# GIVEN PROBLEM
Without the pictures, return each record as it appears.

--- START ---

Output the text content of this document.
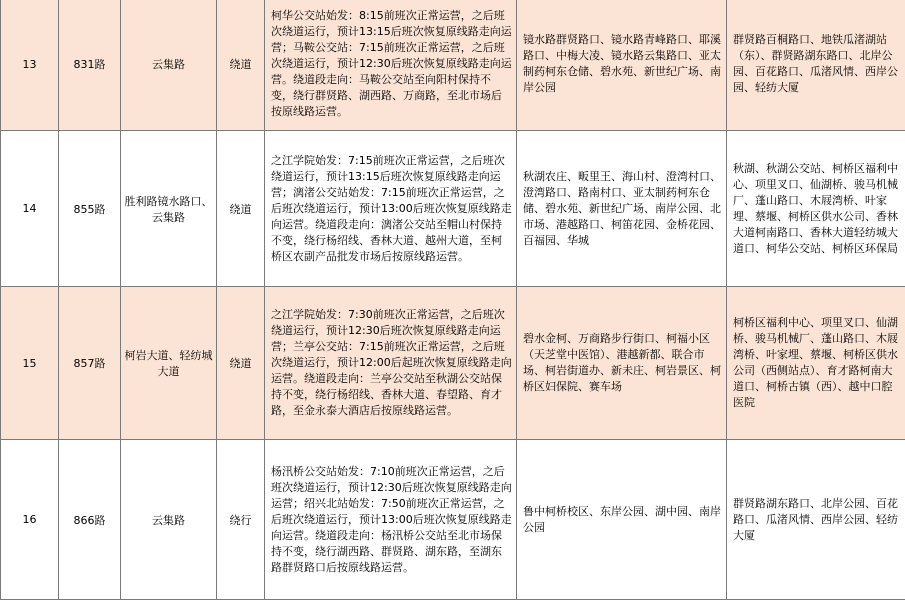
13	831路	云集路	绕道	柯华公交站始发：8:15前班次正常运营，之后班次绕道运行，预计13:15后班次恢复原线路走向运营；马鞍公交站：7:15前班次正常运营，之后班次绕道运行，预计12:30后班次恢复原线路走向运营。绕道段走向：马鞍公交站至向阳村保持不变，绕行群贤路、湖西路、万商路，至北市场后按原线路运营。	镜水路群贤路口、镜水路青峰路口、耶溪路口、中梅大凌、镜水路云集路口、亚太制药柯东仓储、碧水苑、新世纪广场、南岸公园	群贤路百桐路口、地铁瓜渚湖站（东）、群贤路湖东路口、北岸公园、百花路口、瓜渚风情、西岸公园、轻纺大厦
14	855路	胜利路镜水路口、云集路	绕道	之江学院始发：7:15前班次正常运营，之后班次绕道运行，预计13:15后班次恢复原线路走向运营；漓渚公交站始发：7:15前班次正常运营，之后班次绕道运行，预计13:00后班次恢复原线路走向运营。绕道段走向：漓渚公交站至帽山村保持不变，绕行杨绍线、香林大道、越州大道，至柯桥区农副产品批发市场后按原线路运营。	秋湖农庄、畈里王、海山村、澄湾村口、澄湾路口、路南村口、亚太制药柯东仓储、碧水苑、新世纪广场、南岸公园、北市场、港越路口、柯笛花园、金桥花园、百福园、华城	秋湖、秋湖公交站、柯桥区福利中心、项里叉口、仙湖桥、骏马机械厂、蓬山路口、木屐湾桥、叶家埋、蔡堰、柯桥区供水公司、香林大道柯南路口、香林大道轻纺城大道口、柯华公交站、柯桥区环保局
15	857路	柯岩大道、轻纺城大道	绕道	之江学院始发：7:30前班次正常运营，之后班次绕道运行，预计12:30后班次恢复原线路走向运营；兰亭公交站：7:15前班次正常运营，之后班次绕道运行，预计12:00后起班次恢复原线路走向运营。绕道段走向：兰亭公交站至秋湖公交站保持不变，绕行杨绍线、香林大道、春望路、育才路，至金永泰大酒店后按原线路运营。	碧水金柯、万商路步行街口、柯福小区（天芝堂中医馆）、港越新都、联合市场、柯岩街道办、新未庄、柯岩景区、柯桥区妇保院、赛车场	柯桥区福利中心、项里叉口、仙湖桥、骏马机械厂、蓬山路口、木屐湾桥、叶家埋、蔡堰、柯桥区供水公司（西侧站点）、育才路柯南大道口、柯桥古镇（西）、越中口腔医院
16	866路	云集路	绕行	杨汛桥公交站始发：7:10前班次正常运营，之后班次绕道运行，预计12:30后班次恢复原线路走向运营；绍兴北站始发：7:50前班次正常运营，之后班次绕道运行，预计13:00后班次恢复原线路走向运营。绕道段走向：杨汛桥公交站至北市场保持不变，绕行湖西路、群贤路、湖东路，至湖东路群贤路口后按原线路运营。	鲁中柯桥校区、东岸公园、湖中园、南岸公园	群贤路湖东路口、北岸公园、百花路口、瓜渚风情、西岸公园、轻纺大厦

--- END ---

# SOLVED EXERCISE
Output the text content of this document.
13	831路	云集路	绕道	柯华公交站始发：8:15前班次正常运营，之后班次绕道运行，预计13:15后班次恢复原线路走向运营；马鞍公交站：7:15前班次正常运营，之后班次绕道运行，预计12:30后班次恢复原线路走向运营。绕道段走向：马鞍公交站至向阳村保持不变，绕行群贤路、湖西路、万商路，至北市场后按原线路运营。	镜水路群贤路口、镜水路青峰路口、耶溪路口、中梅大凌、镜水路云集路口、亚太制药柯东仓储、碧水苑、新世纪广场、南岸公园	群贤路百桐路口、地铁瓜渚湖站（东）、群贤路湖东路口、北岸公园、百花路口、瓜渚风情、西岸公园、轻纺大厦
14	855路	胜利路镜水路口、云集路	绕道	之江学院始发：7:15前班次正常运营，之后班次绕道运行，预计13:15后班次恢复原线路走向运营；漓渚公交站始发：7:15前班次正常运营，之后班次绕道运行，预计13:00后班次恢复原线路走向运营。绕道段走向：漓渚公交站至帽山村保持不变，绕行杨绍线、香林大道、越州大道，至柯桥区农副产品批发市场后按原线路运营。	秋湖农庄、畈里王、海山村、澄湾村口、澄湾路口、路南村口、亚太制药柯东仓储、碧水苑、新世纪广场、南岸公园、北市场、港越路口、柯笛花园、金桥花园、百福园、华城	秋湖、秋湖公交站、柯桥区福利中心、项里叉口、仙湖桥、骏马机械厂、蓬山路口、木屐湾桥、叶家埋、蔡堰、柯桥区供水公司、香林大道柯南路口、香林大道轻纺城大道口、柯华公交站、柯桥区环保局
15	857路	柯岩大道、轻纺城大道	绕道	之江学院始发：7:30前班次正常运营，之后班次绕道运行，预计12:30后班次恢复原线路走向运营；兰亭公交站：7:15前班次正常运营，之后班次绕道运行，预计12:00后起班次恢复原线路走向运营。绕道段走向：兰亭公交站至秋湖公交站保持不变，绕行杨绍线、香林大道、春望路、育才路，至金永泰大酒店后按原线路运营。	碧水金柯、万商路步行街口、柯福小区（天芝堂中医馆）、港越新都、联合市场、柯岩街道办、新未庄、柯岩景区、柯桥区妇保院、赛车场	柯桥区福利中心、项里叉口、仙湖桥、骏马机械厂、蓬山路口、木屐湾桥、叶家埋、蔡堰、柯桥区供水公司（西侧站点）、育才路柯南大道口、柯桥古镇（西）、越中口腔医院
16	866路	云集路	绕行	杨汛桥公交站始发：7:10前班次正常运营，之后班次绕道运行，预计12:30后班次恢复原线路走向运营；绍兴北站始发：7:50前班次正常运营，之后班次绕道运行，预计13:00后班次恢复原线路走向运营。绕道段走向：杨汛桥公交站至北市场保持不变，绕行湖西路、群贤路、湖东路，至湖东路群贤路口后按原线路运营。	鲁中柯桥校区、东岸公园、湖中园、南岸公园	群贤路湖东路口、北岸公园、百花路口、瓜渚风情、西岸公园、轻纺大厦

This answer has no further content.